▶ **PROVIDED RECORDS**:
## begin

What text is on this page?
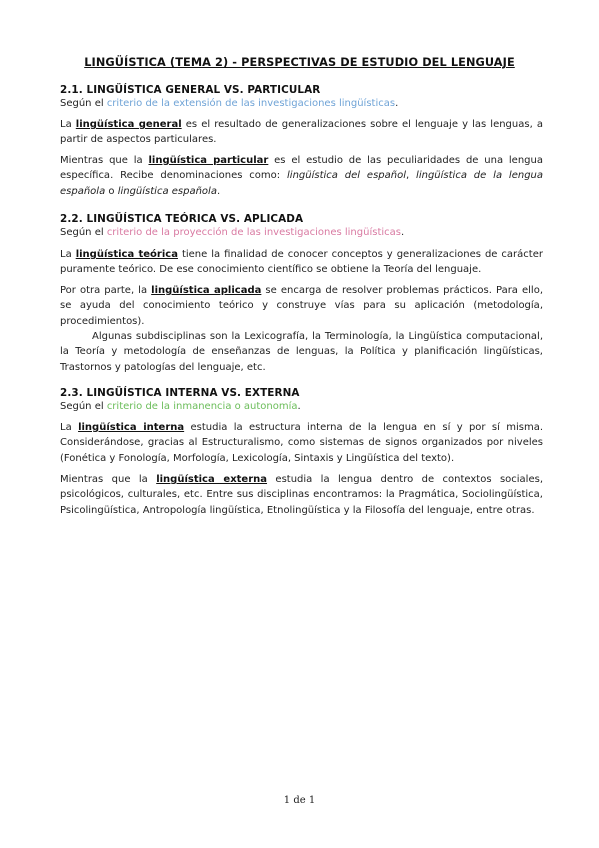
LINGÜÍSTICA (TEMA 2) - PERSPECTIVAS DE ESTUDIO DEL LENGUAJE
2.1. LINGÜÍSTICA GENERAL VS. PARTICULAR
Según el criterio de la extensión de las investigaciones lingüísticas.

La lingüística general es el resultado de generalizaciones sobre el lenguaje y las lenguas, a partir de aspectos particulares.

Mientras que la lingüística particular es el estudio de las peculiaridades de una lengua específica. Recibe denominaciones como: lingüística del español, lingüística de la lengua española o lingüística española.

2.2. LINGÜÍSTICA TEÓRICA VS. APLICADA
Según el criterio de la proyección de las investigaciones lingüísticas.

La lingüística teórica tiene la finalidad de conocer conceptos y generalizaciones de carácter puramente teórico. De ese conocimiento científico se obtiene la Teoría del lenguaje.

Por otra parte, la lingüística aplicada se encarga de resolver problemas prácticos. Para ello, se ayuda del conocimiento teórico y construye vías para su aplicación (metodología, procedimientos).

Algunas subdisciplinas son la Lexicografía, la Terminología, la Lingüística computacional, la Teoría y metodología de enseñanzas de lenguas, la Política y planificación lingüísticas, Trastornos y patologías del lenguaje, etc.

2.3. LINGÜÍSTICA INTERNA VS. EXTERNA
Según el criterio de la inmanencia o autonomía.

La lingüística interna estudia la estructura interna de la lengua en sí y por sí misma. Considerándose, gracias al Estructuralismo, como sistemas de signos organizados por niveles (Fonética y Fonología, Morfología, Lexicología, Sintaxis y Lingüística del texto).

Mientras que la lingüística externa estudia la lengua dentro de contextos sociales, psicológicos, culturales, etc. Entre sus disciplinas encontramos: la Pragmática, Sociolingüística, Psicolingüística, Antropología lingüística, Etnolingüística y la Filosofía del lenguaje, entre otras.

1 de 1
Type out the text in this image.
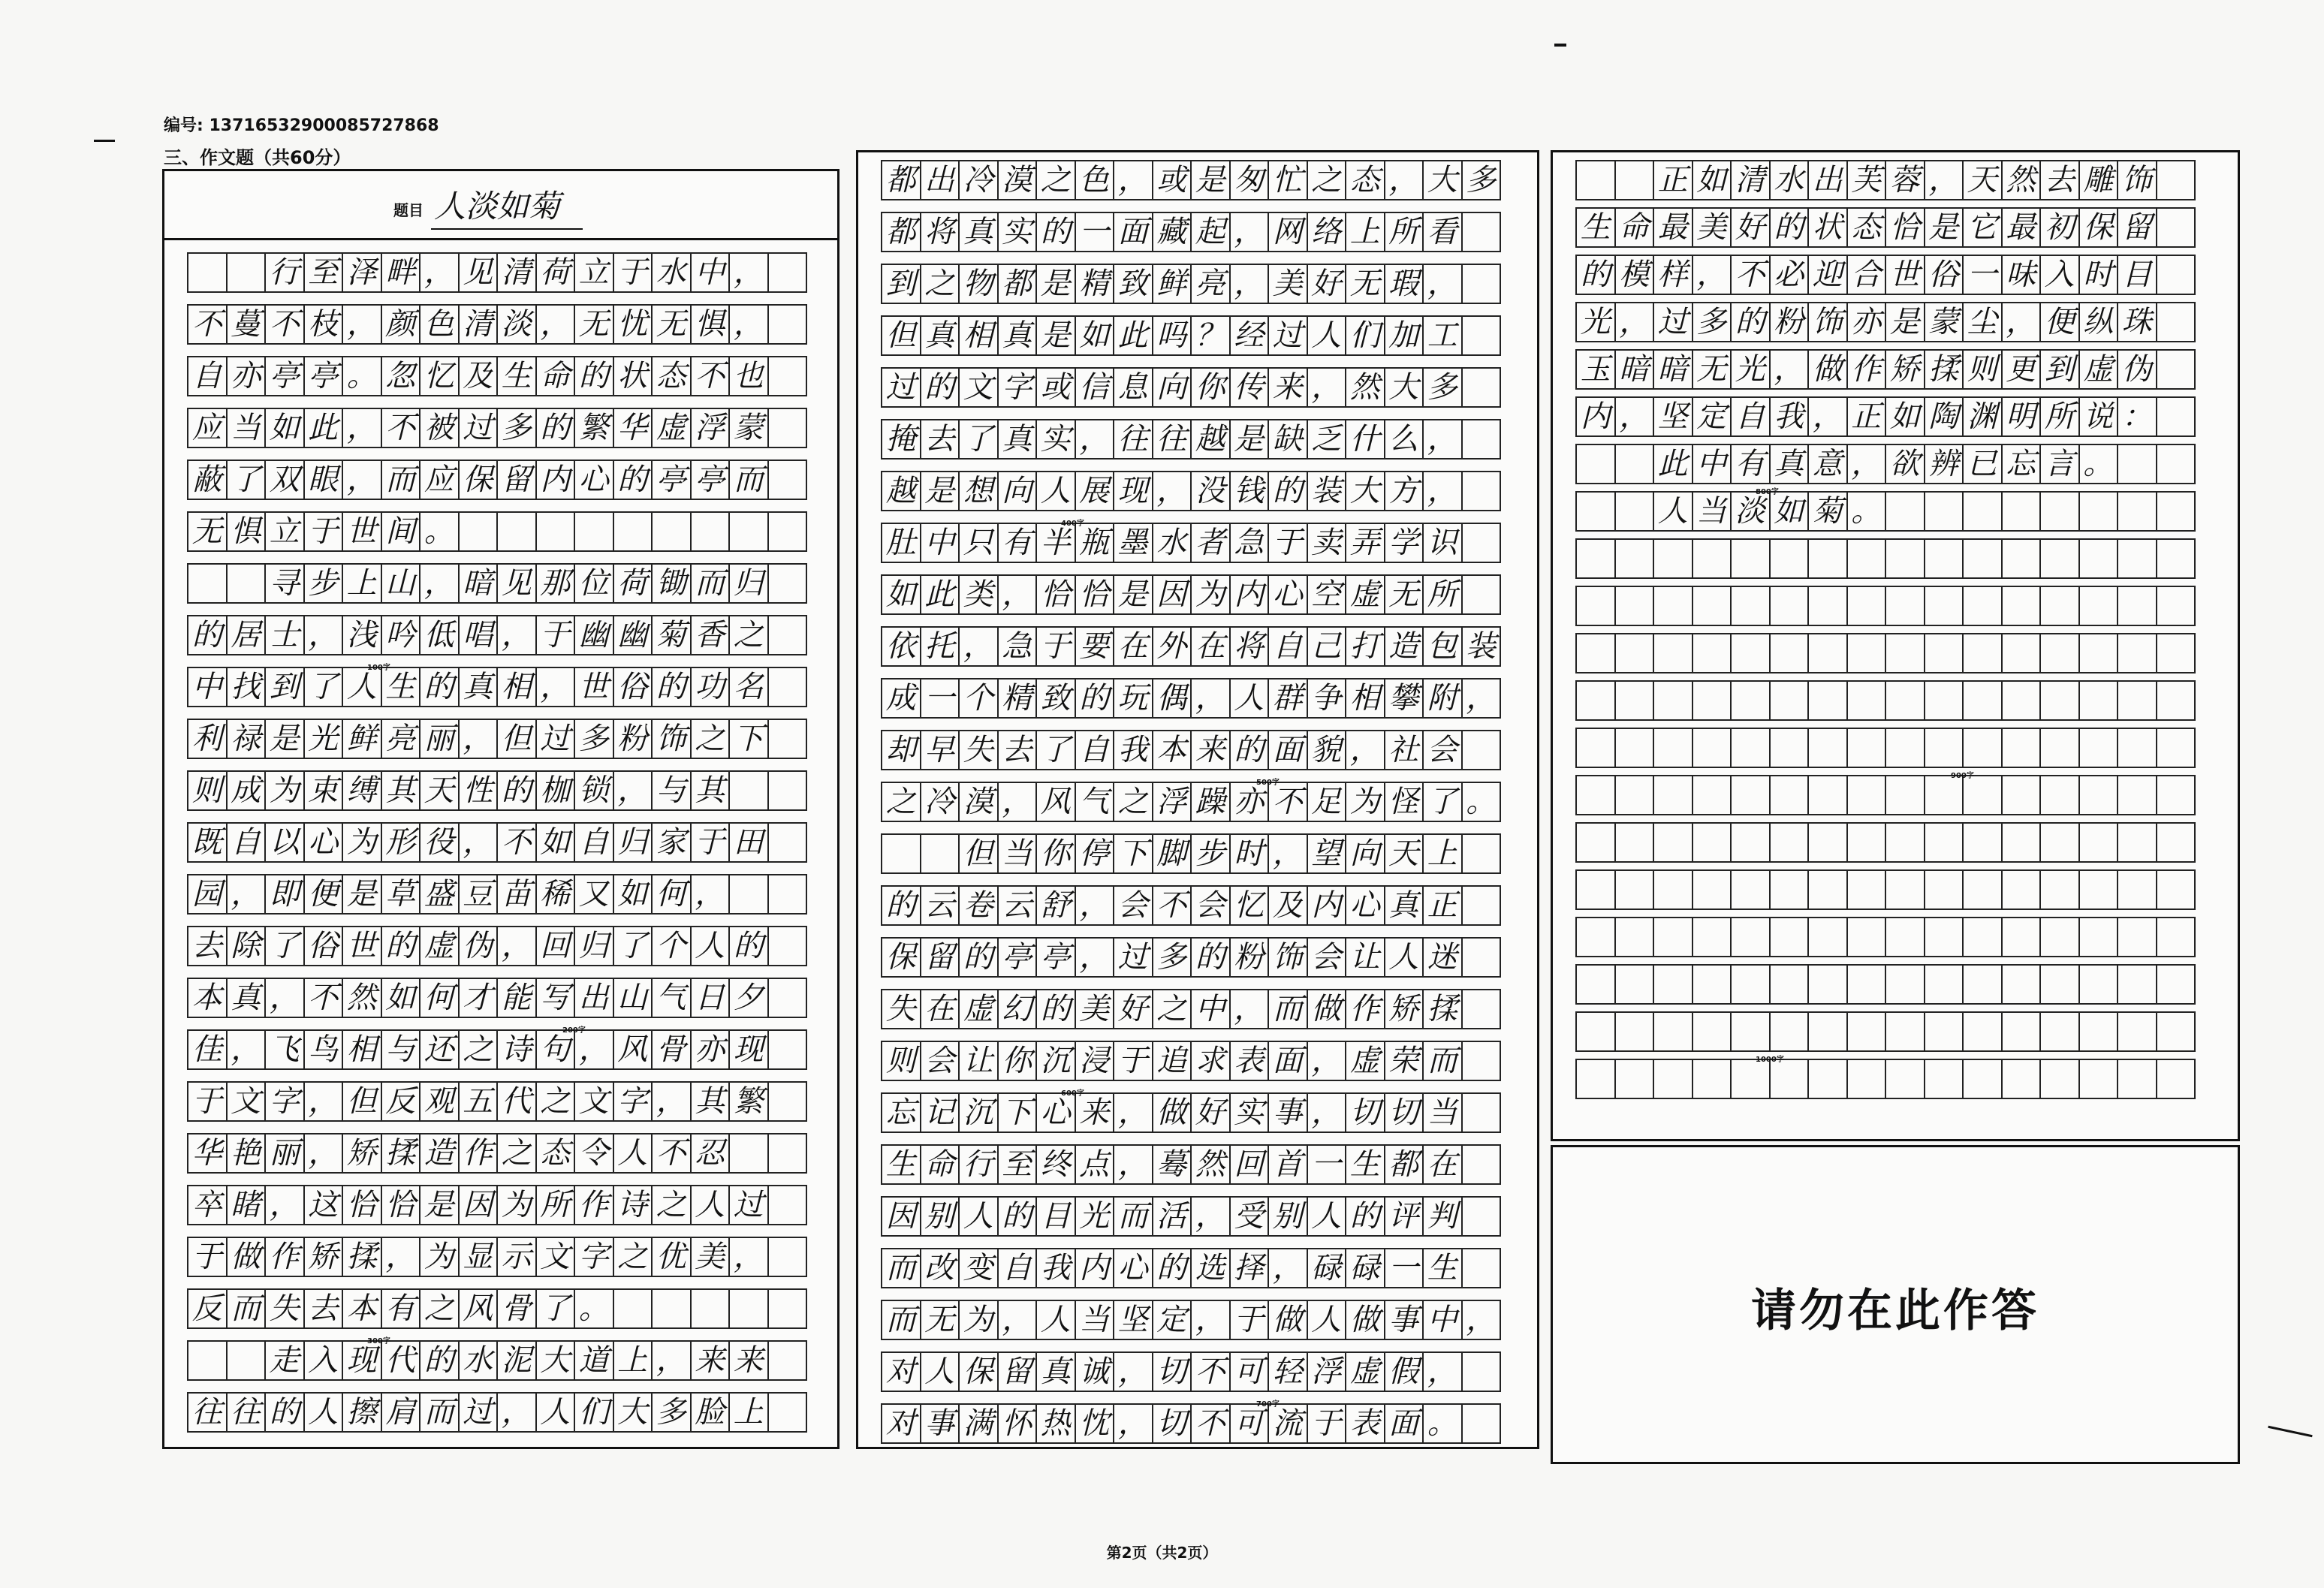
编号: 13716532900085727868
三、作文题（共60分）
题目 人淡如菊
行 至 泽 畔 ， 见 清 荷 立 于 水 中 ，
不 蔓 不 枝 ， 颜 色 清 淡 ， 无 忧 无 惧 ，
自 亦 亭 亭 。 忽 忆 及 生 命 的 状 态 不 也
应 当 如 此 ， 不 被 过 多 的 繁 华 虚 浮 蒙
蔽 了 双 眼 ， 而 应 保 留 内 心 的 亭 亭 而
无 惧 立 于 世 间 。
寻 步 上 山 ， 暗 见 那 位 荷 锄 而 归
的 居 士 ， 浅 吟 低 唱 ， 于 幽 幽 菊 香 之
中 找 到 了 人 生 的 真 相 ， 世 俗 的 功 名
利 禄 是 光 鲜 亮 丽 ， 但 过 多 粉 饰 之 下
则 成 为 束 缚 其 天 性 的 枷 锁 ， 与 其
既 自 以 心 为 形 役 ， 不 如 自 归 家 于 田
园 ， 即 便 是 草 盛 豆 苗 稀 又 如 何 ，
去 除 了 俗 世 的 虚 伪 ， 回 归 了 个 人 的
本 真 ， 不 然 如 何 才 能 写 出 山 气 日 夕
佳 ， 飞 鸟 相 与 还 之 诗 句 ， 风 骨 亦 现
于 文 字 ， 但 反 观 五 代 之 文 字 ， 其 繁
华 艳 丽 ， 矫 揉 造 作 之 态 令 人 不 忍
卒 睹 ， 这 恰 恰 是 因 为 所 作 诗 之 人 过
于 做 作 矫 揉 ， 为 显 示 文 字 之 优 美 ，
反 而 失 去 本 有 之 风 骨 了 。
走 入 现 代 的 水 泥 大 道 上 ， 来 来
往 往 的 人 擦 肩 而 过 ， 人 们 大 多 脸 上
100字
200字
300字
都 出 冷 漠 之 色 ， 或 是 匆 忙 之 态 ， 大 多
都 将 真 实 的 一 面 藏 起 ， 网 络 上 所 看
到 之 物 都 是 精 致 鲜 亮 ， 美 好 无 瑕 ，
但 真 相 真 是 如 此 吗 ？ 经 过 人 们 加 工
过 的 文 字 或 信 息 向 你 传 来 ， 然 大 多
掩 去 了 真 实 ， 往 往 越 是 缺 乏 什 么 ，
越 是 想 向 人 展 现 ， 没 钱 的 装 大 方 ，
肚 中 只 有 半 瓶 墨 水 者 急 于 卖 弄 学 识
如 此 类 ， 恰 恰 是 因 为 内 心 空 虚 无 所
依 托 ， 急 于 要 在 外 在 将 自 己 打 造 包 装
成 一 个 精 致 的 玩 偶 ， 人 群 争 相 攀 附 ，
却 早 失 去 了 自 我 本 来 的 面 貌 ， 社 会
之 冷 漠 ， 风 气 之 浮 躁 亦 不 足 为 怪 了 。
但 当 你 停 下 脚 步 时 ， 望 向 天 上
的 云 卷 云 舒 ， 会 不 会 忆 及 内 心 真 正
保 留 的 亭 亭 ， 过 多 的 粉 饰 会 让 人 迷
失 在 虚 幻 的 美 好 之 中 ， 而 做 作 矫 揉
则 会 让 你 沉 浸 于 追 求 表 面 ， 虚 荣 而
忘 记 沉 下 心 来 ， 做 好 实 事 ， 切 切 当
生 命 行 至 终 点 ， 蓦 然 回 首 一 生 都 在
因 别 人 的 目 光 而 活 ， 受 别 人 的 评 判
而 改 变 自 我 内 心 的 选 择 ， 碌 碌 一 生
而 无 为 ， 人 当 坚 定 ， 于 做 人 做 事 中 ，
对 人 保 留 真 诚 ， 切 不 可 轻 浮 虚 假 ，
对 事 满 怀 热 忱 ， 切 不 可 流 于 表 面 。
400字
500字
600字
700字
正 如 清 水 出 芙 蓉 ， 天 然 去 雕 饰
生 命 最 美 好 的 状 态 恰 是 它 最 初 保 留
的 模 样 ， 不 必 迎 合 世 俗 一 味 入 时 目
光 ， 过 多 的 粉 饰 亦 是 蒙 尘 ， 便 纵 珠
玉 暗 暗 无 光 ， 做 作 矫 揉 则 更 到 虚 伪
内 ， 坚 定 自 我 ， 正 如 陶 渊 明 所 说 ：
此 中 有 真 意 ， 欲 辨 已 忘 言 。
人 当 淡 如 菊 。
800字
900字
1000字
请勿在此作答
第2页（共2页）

## end

All of the data needs repeating exactly, but the pictures do not.

▶ **TASK RESULT**:
What text is on this page?
LINGÜÍSTICA (TEMA 2) - PERSPECTIVAS DE ESTUDIO DEL LENGUAJE
2.1. LINGÜÍSTICA GENERAL VS. PARTICULAR
Según el criterio de la extensión de las investigaciones lingüísticas.

La lingüística general es el resultado de generalizaciones sobre el lenguaje y las lenguas, a partir de aspectos particulares.

Mientras que la lingüística particular es el estudio de las peculiaridades de una lengua específica. Recibe denominaciones como: lingüística del español, lingüística de la lengua española o lingüística española.

2.2. LINGÜÍSTICA TEÓRICA VS. APLICADA
Según el criterio de la proyección de las investigaciones lingüísticas.

La lingüística teórica tiene la finalidad de conocer conceptos y generalizaciones de carácter puramente teórico. De ese conocimiento científico se obtiene la Teoría del lenguaje.

Por otra parte, la lingüística aplicada se encarga de resolver problemas prácticos. Para ello, se ayuda del conocimiento teórico y construye vías para su aplicación (metodología, procedimientos).

Algunas subdisciplinas son la Lexicografía, la Terminología, la Lingüística computacional, la Teoría y metodología de enseñanzas de lenguas, la Política y planificación lingüísticas, Trastornos y patologías del lenguaje, etc.

2.3. LINGÜÍSTICA INTERNA VS. EXTERNA
Según el criterio de la inmanencia o autonomía.

La lingüística interna estudia la estructura interna de la lengua en sí y por sí misma. Considerándose, gracias al Estructuralismo, como sistemas de signos organizados por niveles (Fonética y Fonología, Morfología, Lexicología, Sintaxis y Lingüística del texto).

Mientras que la lingüística externa estudia la lengua dentro de contextos sociales, psicológicos, culturales, etc. Entre sus disciplinas encontramos: la Pragmática, Sociolingüística, Psicolingüística, Antropología lingüística, Etnolingüística y la Filosofía del lenguaje, entre otras.

1 de 1
Type out the text in this image.
编号: 13716532900085727868
三、作文题（共60分）
题目 人淡如菊
行 至 泽 畔 ， 见 清 荷 立 于 水 中 ，
不 蔓 不 枝 ， 颜 色 清 淡 ， 无 忧 无 惧 ，
自 亦 亭 亭 。 忽 忆 及 生 命 的 状 态 不 也
应 当 如 此 ， 不 被 过 多 的 繁 华 虚 浮 蒙
蔽 了 双 眼 ， 而 应 保 留 内 心 的 亭 亭 而
无 惧 立 于 世 间 。
寻 步 上 山 ， 暗 见 那 位 荷 锄 而 归
的 居 士 ， 浅 吟 低 唱 ， 于 幽 幽 菊 香 之
中 找 到 了 人 生 的 真 相 ， 世 俗 的 功 名
利 禄 是 光 鲜 亮 丽 ， 但 过 多 粉 饰 之 下
则 成 为 束 缚 其 天 性 的 枷 锁 ， 与 其
既 自 以 心 为 形 役 ， 不 如 自 归 家 于 田
园 ， 即 便 是 草 盛 豆 苗 稀 又 如 何 ，
去 除 了 俗 世 的 虚 伪 ， 回 归 了 个 人 的
本 真 ， 不 然 如 何 才 能 写 出 山 气 日 夕
佳 ， 飞 鸟 相 与 还 之 诗 句 ， 风 骨 亦 现
于 文 字 ， 但 反 观 五 代 之 文 字 ， 其 繁
华 艳 丽 ， 矫 揉 造 作 之 态 令 人 不 忍
卒 睹 ， 这 恰 恰 是 因 为 所 作 诗 之 人 过
于 做 作 矫 揉 ， 为 显 示 文 字 之 优 美 ，
反 而 失 去 本 有 之 风 骨 了 。
走 入 现 代 的 水 泥 大 道 上 ， 来 来
往 往 的 人 擦 肩 而 过 ， 人 们 大 多 脸 上
100字
200字
300字
都 出 冷 漠 之 色 ， 或 是 匆 忙 之 态 ， 大 多
都 将 真 实 的 一 面 藏 起 ， 网 络 上 所 看
到 之 物 都 是 精 致 鲜 亮 ， 美 好 无 瑕 ，
但 真 相 真 是 如 此 吗 ？ 经 过 人 们 加 工
过 的 文 字 或 信 息 向 你 传 来 ， 然 大 多
掩 去 了 真 实 ， 往 往 越 是 缺 乏 什 么 ，
越 是 想 向 人 展 现 ， 没 钱 的 装 大 方 ，
肚 中 只 有 半 瓶 墨 水 者 急 于 卖 弄 学 识
如 此 类 ， 恰 恰 是 因 为 内 心 空 虚 无 所
依 托 ， 急 于 要 在 外 在 将 自 己 打 造 包 装
成 一 个 精 致 的 玩 偶 ， 人 群 争 相 攀 附 ，
却 早 失 去 了 自 我 本 来 的 面 貌 ， 社 会
之 冷 漠 ， 风 气 之 浮 躁 亦 不 足 为 怪 了 。
但 当 你 停 下 脚 步 时 ， 望 向 天 上
的 云 卷 云 舒 ， 会 不 会 忆 及 内 心 真 正
保 留 的 亭 亭 ， 过 多 的 粉 饰 会 让 人 迷
失 在 虚 幻 的 美 好 之 中 ， 而 做 作 矫 揉
则 会 让 你 沉 浸 于 追 求 表 面 ， 虚 荣 而
忘 记 沉 下 心 来 ， 做 好 实 事 ， 切 切 当
生 命 行 至 终 点 ， 蓦 然 回 首 一 生 都 在
因 别 人 的 目 光 而 活 ， 受 别 人 的 评 判
而 改 变 自 我 内 心 的 选 择 ， 碌 碌 一 生
而 无 为 ， 人 当 坚 定 ， 于 做 人 做 事 中 ，
对 人 保 留 真 诚 ， 切 不 可 轻 浮 虚 假 ，
对 事 满 怀 热 忱 ， 切 不 可 流 于 表 面 。
400字
500字
600字
700字
正 如 清 水 出 芙 蓉 ， 天 然 去 雕 饰
生 命 最 美 好 的 状 态 恰 是 它 最 初 保 留
的 模 样 ， 不 必 迎 合 世 俗 一 味 入 时 目
光 ， 过 多 的 粉 饰 亦 是 蒙 尘 ， 便 纵 珠
玉 暗 暗 无 光 ， 做 作 矫 揉 则 更 到 虚 伪
内 ， 坚 定 自 我 ， 正 如 陶 渊 明 所 说 ：
此 中 有 真 意 ， 欲 辨 已 忘 言 。
人 当 淡 如 菊 。
800字
900字
1000字
请勿在此作答
第2页（共2页）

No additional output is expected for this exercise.